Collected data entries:
********

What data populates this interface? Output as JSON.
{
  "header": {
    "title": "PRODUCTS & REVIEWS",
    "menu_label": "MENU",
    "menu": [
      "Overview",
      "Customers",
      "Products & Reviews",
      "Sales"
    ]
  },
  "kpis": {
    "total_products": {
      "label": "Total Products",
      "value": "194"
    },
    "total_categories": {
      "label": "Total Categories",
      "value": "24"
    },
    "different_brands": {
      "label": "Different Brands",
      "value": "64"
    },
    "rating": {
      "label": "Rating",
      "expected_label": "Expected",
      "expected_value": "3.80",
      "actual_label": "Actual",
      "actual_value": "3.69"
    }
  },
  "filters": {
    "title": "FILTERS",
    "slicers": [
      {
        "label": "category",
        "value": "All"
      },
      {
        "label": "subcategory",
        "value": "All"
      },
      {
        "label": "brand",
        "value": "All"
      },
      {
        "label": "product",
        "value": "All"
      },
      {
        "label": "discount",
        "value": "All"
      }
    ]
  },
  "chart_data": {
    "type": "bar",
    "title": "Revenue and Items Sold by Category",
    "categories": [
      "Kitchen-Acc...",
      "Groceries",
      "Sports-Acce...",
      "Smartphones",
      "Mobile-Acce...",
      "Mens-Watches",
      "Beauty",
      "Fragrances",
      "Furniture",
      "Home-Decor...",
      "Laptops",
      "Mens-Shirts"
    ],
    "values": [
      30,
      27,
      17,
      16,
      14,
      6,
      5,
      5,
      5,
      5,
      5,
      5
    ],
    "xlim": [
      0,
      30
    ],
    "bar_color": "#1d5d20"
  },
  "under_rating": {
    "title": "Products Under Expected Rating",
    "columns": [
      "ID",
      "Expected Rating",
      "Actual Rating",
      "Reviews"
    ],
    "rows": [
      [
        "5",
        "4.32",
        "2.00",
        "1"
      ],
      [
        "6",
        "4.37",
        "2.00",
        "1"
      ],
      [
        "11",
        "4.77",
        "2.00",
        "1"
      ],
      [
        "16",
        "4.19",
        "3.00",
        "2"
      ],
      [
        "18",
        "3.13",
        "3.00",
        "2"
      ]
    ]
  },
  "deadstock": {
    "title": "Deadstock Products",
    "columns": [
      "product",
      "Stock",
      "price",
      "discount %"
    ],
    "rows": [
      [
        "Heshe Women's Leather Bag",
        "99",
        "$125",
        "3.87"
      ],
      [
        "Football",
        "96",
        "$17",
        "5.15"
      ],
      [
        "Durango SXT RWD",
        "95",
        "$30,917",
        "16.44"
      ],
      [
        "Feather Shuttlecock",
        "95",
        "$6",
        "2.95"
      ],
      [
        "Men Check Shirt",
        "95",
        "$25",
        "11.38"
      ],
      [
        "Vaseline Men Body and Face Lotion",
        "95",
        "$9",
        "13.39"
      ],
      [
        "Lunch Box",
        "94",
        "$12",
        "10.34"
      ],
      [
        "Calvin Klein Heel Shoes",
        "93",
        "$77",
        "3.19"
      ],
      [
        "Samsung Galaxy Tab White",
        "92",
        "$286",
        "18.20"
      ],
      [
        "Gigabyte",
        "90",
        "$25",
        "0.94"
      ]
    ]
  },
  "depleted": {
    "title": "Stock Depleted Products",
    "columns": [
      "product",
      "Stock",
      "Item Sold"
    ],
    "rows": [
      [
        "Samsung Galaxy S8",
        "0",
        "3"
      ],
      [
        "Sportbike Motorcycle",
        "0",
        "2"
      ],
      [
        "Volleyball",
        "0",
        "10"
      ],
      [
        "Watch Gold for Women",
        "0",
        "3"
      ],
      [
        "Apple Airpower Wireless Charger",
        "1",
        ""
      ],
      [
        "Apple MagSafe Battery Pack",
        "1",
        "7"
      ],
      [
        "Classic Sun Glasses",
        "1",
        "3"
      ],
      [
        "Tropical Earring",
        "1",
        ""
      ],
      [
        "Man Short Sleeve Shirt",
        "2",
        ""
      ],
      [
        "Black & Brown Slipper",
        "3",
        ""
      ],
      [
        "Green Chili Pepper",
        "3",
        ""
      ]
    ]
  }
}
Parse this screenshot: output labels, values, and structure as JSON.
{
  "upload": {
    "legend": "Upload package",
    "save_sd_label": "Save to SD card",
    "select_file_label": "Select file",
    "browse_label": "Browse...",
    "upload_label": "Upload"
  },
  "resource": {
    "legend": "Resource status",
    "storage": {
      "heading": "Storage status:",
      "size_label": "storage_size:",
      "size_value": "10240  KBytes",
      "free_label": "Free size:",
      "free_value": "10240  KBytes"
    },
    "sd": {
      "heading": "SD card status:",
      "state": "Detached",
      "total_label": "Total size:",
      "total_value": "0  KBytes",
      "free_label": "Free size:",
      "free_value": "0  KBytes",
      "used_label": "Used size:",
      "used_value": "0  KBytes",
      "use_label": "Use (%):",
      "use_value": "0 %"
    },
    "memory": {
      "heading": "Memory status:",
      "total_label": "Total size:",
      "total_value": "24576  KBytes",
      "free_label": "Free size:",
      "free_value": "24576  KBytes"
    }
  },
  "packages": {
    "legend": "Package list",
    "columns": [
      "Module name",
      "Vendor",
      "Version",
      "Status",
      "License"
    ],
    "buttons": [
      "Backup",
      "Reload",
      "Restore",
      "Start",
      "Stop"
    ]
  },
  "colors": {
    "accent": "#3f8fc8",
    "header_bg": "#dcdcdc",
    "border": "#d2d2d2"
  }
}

********

Tally the lines above that contain the word "this", and reply with only the number.

_Written response_
2